(Items from a dataset)
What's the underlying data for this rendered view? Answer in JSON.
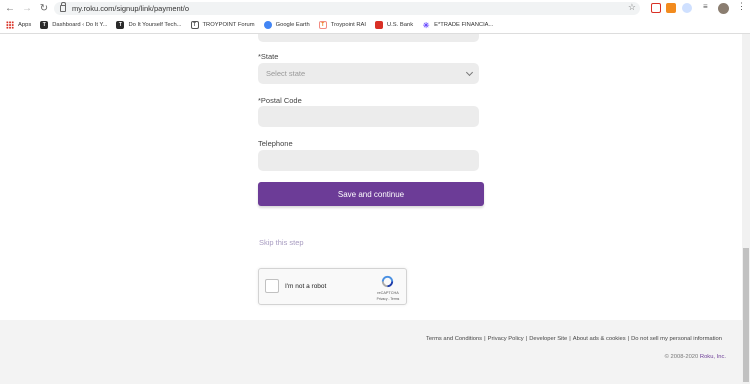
{
  "browser": {
    "url": "my.roku.com/signup/link/payment/o",
    "bookmarks": [
      {
        "label": "Apps",
        "color": "#d93025"
      },
      {
        "label": "Dashboard ‹ Do It Y...",
        "color": "#2b2b2b"
      },
      {
        "label": "Do It Yourself Tech...",
        "color": "#2b2b2b"
      },
      {
        "label": "TROYPOINT Forum",
        "color": "#555555"
      },
      {
        "label": "Google Earth",
        "color": "#4285f4"
      },
      {
        "label": "Troypoint RAI",
        "color": "#f28b82"
      },
      {
        "label": "U.S. Bank",
        "color": "#d93025"
      },
      {
        "label": "E*TRADE FINANCIA...",
        "color": "#6a4cff"
      }
    ]
  },
  "form": {
    "state_label": "*State",
    "state_placeholder": "Select state",
    "postal_label": "*Postal Code",
    "postal_value": "",
    "phone_label": "Telephone",
    "phone_value": "",
    "save_label": "Save and continue",
    "skip_label": "Skip this step"
  },
  "captcha": {
    "label": "I'm not a robot",
    "brand": "reCAPTCHA",
    "terms": "Privacy - Terms"
  },
  "footer": {
    "links": [
      "Terms and Conditions",
      "Privacy Policy",
      "Developer Site",
      "About ads & cookies",
      "Do not sell my personal information"
    ],
    "copyright": "© 2008-2020",
    "brand": "Roku, Inc."
  },
  "colors": {
    "accent": "#6c3c97",
    "field_bg": "#ececec",
    "footer_bg": "#f3f3f3"
  }
}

*What you have to do*. All records must be output exactly as they are, except for the pictures, which are left out.

*Solution*.
What's the underlying data for this rendered view? Answer in JSON.
{
  "browser": {
    "url": "my.roku.com/signup/link/payment/o",
    "bookmarks": [
      {
        "label": "Apps",
        "color": "#d93025"
      },
      {
        "label": "Dashboard ‹ Do It Y...",
        "color": "#2b2b2b"
      },
      {
        "label": "Do It Yourself Tech...",
        "color": "#2b2b2b"
      },
      {
        "label": "TROYPOINT Forum",
        "color": "#555555"
      },
      {
        "label": "Google Earth",
        "color": "#4285f4"
      },
      {
        "label": "Troypoint RAI",
        "color": "#f28b82"
      },
      {
        "label": "U.S. Bank",
        "color": "#d93025"
      },
      {
        "label": "E*TRADE FINANCIA...",
        "color": "#6a4cff"
      }
    ]
  },
  "form": {
    "state_label": "*State",
    "state_placeholder": "Select state",
    "postal_label": "*Postal Code",
    "postal_value": "",
    "phone_label": "Telephone",
    "phone_value": "",
    "save_label": "Save and continue",
    "skip_label": "Skip this step"
  },
  "captcha": {
    "label": "I'm not a robot",
    "brand": "reCAPTCHA",
    "terms": "Privacy - Terms"
  },
  "footer": {
    "links": [
      "Terms and Conditions",
      "Privacy Policy",
      "Developer Site",
      "About ads & cookies",
      "Do not sell my personal information"
    ],
    "copyright": "© 2008-2020",
    "brand": "Roku, Inc."
  },
  "colors": {
    "accent": "#6c3c97",
    "field_bg": "#ececec",
    "footer_bg": "#f3f3f3"
  }
}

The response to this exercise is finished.